- EXERCISE
Copy out the data below, swapping every "tick-label-rpm" for "tick-label-speed" and leaving everything else as it is.

- DATA SECTION
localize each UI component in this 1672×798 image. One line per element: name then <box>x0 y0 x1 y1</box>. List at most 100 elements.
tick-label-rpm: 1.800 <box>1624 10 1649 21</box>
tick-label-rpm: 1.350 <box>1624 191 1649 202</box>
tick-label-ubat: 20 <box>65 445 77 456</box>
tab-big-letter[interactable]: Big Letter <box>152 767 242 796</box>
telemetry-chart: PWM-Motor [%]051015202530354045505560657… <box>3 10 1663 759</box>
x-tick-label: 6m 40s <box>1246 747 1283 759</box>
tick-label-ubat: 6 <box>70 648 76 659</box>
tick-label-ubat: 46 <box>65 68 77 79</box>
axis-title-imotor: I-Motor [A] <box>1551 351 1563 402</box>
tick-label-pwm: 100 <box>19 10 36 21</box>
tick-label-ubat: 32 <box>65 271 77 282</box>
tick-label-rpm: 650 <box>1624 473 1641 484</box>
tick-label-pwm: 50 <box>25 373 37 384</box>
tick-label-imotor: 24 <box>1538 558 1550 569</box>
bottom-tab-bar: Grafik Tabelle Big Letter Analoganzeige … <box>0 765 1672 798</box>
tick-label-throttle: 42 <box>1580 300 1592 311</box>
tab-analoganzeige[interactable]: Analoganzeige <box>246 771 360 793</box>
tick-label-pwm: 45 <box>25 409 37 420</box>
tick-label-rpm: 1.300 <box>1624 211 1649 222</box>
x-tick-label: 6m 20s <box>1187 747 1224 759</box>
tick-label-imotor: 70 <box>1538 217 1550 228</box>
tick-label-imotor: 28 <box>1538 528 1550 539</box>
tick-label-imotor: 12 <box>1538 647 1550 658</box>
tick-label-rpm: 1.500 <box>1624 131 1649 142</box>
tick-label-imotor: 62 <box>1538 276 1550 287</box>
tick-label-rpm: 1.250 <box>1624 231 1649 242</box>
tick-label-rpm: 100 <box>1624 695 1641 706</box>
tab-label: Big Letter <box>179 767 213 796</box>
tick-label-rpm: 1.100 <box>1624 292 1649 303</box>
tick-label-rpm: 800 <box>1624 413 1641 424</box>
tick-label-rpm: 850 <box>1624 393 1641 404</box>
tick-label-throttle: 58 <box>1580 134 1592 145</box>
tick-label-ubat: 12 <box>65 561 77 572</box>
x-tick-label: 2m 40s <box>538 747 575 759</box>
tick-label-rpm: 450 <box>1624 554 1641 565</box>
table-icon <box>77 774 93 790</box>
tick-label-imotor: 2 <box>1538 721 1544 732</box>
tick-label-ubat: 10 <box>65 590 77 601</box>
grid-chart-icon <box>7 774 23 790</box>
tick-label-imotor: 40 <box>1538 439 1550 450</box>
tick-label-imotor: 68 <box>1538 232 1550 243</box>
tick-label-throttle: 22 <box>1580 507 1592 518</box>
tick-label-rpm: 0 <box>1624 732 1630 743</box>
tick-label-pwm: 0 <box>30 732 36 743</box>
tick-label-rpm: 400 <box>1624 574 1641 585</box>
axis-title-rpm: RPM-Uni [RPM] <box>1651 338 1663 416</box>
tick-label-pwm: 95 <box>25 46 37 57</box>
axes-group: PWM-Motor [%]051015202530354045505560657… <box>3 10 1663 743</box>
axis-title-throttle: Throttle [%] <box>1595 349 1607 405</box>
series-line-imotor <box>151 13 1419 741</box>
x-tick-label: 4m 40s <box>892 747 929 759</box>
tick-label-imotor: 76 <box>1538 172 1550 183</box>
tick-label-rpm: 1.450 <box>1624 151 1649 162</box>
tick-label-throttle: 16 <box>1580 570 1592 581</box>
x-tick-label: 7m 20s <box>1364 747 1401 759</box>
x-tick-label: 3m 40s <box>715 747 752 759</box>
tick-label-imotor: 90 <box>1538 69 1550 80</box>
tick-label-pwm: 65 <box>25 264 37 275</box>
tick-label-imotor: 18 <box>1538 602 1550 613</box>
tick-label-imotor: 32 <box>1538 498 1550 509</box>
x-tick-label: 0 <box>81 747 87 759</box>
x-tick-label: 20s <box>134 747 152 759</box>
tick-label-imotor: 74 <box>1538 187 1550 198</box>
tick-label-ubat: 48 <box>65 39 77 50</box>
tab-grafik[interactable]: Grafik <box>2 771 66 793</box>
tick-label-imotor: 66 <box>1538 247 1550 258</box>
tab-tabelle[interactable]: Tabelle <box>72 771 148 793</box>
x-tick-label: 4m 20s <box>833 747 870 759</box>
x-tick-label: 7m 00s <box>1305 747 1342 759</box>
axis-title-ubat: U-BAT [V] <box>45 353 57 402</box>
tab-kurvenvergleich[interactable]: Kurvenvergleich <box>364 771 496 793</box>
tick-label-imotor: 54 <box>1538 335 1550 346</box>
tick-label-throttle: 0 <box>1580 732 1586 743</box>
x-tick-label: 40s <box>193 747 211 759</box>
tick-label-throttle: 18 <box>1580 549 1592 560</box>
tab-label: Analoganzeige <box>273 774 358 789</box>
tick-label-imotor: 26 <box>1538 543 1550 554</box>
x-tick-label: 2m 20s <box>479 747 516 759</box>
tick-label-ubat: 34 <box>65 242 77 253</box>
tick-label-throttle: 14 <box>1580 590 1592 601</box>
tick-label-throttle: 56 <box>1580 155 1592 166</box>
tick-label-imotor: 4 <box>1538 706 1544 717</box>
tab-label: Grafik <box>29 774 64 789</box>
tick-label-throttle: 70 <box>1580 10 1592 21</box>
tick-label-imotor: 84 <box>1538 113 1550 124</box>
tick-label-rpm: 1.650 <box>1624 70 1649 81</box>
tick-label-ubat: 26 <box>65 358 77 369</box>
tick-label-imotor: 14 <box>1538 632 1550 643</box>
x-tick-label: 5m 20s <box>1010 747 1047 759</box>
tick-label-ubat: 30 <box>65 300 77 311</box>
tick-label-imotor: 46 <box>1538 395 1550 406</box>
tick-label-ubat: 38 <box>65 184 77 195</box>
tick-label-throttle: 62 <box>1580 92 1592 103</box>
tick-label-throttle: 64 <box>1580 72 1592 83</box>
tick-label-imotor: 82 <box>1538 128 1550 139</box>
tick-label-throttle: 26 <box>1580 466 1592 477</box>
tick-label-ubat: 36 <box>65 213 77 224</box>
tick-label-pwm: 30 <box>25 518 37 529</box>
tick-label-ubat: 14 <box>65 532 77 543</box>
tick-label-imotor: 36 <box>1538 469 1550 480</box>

- OUTPUT OF THE EXERCISE
localize each UI component in this 1672×798 image. One line per element: name then <box>x0 y0 x1 y1</box>. List at most 100 elements.
tick-label-speed: 1.800 <box>1624 10 1649 21</box>
tick-label-speed: 1.350 <box>1624 191 1649 202</box>
tick-label-ubat: 20 <box>65 445 77 456</box>
tab-big-letter[interactable]: Big Letter <box>152 767 242 796</box>
telemetry-chart: PWM-Motor [%]051015202530354045505560657… <box>3 10 1663 759</box>
x-tick-label: 6m 40s <box>1246 747 1283 759</box>
tick-label-ubat: 6 <box>70 648 76 659</box>
tick-label-ubat: 46 <box>65 68 77 79</box>
axis-title-imotor: I-Motor [A] <box>1551 351 1563 402</box>
tick-label-pwm: 100 <box>19 10 36 21</box>
tick-label-ubat: 32 <box>65 271 77 282</box>
tick-label-speed: 650 <box>1624 473 1641 484</box>
tick-label-pwm: 50 <box>25 373 37 384</box>
tick-label-imotor: 24 <box>1538 558 1550 569</box>
bottom-tab-bar: Grafik Tabelle Big Letter Analoganzeige … <box>0 765 1672 798</box>
tick-label-throttle: 42 <box>1580 300 1592 311</box>
tab-analoganzeige[interactable]: Analoganzeige <box>246 771 360 793</box>
tick-label-pwm: 45 <box>25 409 37 420</box>
tick-label-speed: 1.300 <box>1624 211 1649 222</box>
x-tick-label: 6m 20s <box>1187 747 1224 759</box>
tick-label-imotor: 70 <box>1538 217 1550 228</box>
tick-label-imotor: 28 <box>1538 528 1550 539</box>
tick-label-imotor: 12 <box>1538 647 1550 658</box>
tick-label-speed: 1.500 <box>1624 131 1649 142</box>
tick-label-imotor: 62 <box>1538 276 1550 287</box>
tick-label-speed: 1.250 <box>1624 231 1649 242</box>
tick-label-speed: 100 <box>1624 695 1641 706</box>
tab-label: Big Letter <box>179 767 213 796</box>
tick-label-speed: 1.100 <box>1624 292 1649 303</box>
tick-label-speed: 800 <box>1624 413 1641 424</box>
tick-label-speed: 850 <box>1624 393 1641 404</box>
tick-label-throttle: 58 <box>1580 134 1592 145</box>
tick-label-ubat: 12 <box>65 561 77 572</box>
x-tick-label: 2m 40s <box>538 747 575 759</box>
tick-label-speed: 450 <box>1624 554 1641 565</box>
table-icon <box>77 774 93 790</box>
tick-label-imotor: 2 <box>1538 721 1544 732</box>
tick-label-ubat: 10 <box>65 590 77 601</box>
grid-chart-icon <box>7 774 23 790</box>
tick-label-imotor: 40 <box>1538 439 1550 450</box>
tick-label-imotor: 68 <box>1538 232 1550 243</box>
tick-label-throttle: 22 <box>1580 507 1592 518</box>
tick-label-speed: 0 <box>1624 732 1630 743</box>
tick-label-pwm: 0 <box>30 732 36 743</box>
tick-label-speed: 400 <box>1624 574 1641 585</box>
axis-title-rpm: RPM-Uni [RPM] <box>1651 338 1663 416</box>
tick-label-pwm: 95 <box>25 46 37 57</box>
axes-group: PWM-Motor [%]051015202530354045505560657… <box>3 10 1663 743</box>
axis-title-throttle: Throttle [%] <box>1595 349 1607 405</box>
series-line-imotor <box>151 13 1419 741</box>
x-tick-label: 4m 40s <box>892 747 929 759</box>
tick-label-imotor: 76 <box>1538 172 1550 183</box>
tick-label-speed: 1.450 <box>1624 151 1649 162</box>
tick-label-throttle: 16 <box>1580 570 1592 581</box>
x-tick-label: 7m 20s <box>1364 747 1401 759</box>
x-tick-label: 3m 40s <box>715 747 752 759</box>
tick-label-imotor: 90 <box>1538 69 1550 80</box>
tick-label-pwm: 65 <box>25 264 37 275</box>
tick-label-imotor: 18 <box>1538 602 1550 613</box>
tick-label-imotor: 32 <box>1538 498 1550 509</box>
x-tick-label: 0 <box>81 747 87 759</box>
x-tick-label: 20s <box>134 747 152 759</box>
tick-label-imotor: 74 <box>1538 187 1550 198</box>
tick-label-ubat: 48 <box>65 39 77 50</box>
tab-grafik[interactable]: Grafik <box>2 771 66 793</box>
tick-label-imotor: 66 <box>1538 247 1550 258</box>
tab-tabelle[interactable]: Tabelle <box>72 771 148 793</box>
x-tick-label: 4m 20s <box>833 747 870 759</box>
x-tick-label: 7m 00s <box>1305 747 1342 759</box>
axis-title-ubat: U-BAT [V] <box>45 353 57 402</box>
tab-kurvenvergleich[interactable]: Kurvenvergleich <box>364 771 496 793</box>
tick-label-imotor: 54 <box>1538 335 1550 346</box>
tick-label-throttle: 0 <box>1580 732 1586 743</box>
x-tick-label: 40s <box>193 747 211 759</box>
tick-label-throttle: 18 <box>1580 549 1592 560</box>
tab-label: Analoganzeige <box>273 774 358 789</box>
tick-label-imotor: 26 <box>1538 543 1550 554</box>
x-tick-label: 2m 20s <box>479 747 516 759</box>
tick-label-ubat: 34 <box>65 242 77 253</box>
tick-label-throttle: 14 <box>1580 590 1592 601</box>
tick-label-throttle: 56 <box>1580 155 1592 166</box>
tick-label-imotor: 4 <box>1538 706 1544 717</box>
tab-label: Grafik <box>29 774 64 789</box>
tick-label-throttle: 70 <box>1580 10 1592 21</box>
tick-label-imotor: 84 <box>1538 113 1550 124</box>
tick-label-speed: 1.650 <box>1624 70 1649 81</box>
tick-label-ubat: 26 <box>65 358 77 369</box>
tick-label-imotor: 14 <box>1538 632 1550 643</box>
x-tick-label: 5m 20s <box>1010 747 1047 759</box>
tick-label-ubat: 30 <box>65 300 77 311</box>
tick-label-imotor: 46 <box>1538 395 1550 406</box>
tick-label-ubat: 38 <box>65 184 77 195</box>
tick-label-throttle: 62 <box>1580 92 1592 103</box>
tick-label-throttle: 64 <box>1580 72 1592 83</box>
tick-label-imotor: 82 <box>1538 128 1550 139</box>
tick-label-throttle: 26 <box>1580 466 1592 477</box>
tick-label-ubat: 36 <box>65 213 77 224</box>
tick-label-pwm: 30 <box>25 518 37 529</box>
tick-label-ubat: 14 <box>65 532 77 543</box>
tick-label-imotor: 36 <box>1538 469 1550 480</box>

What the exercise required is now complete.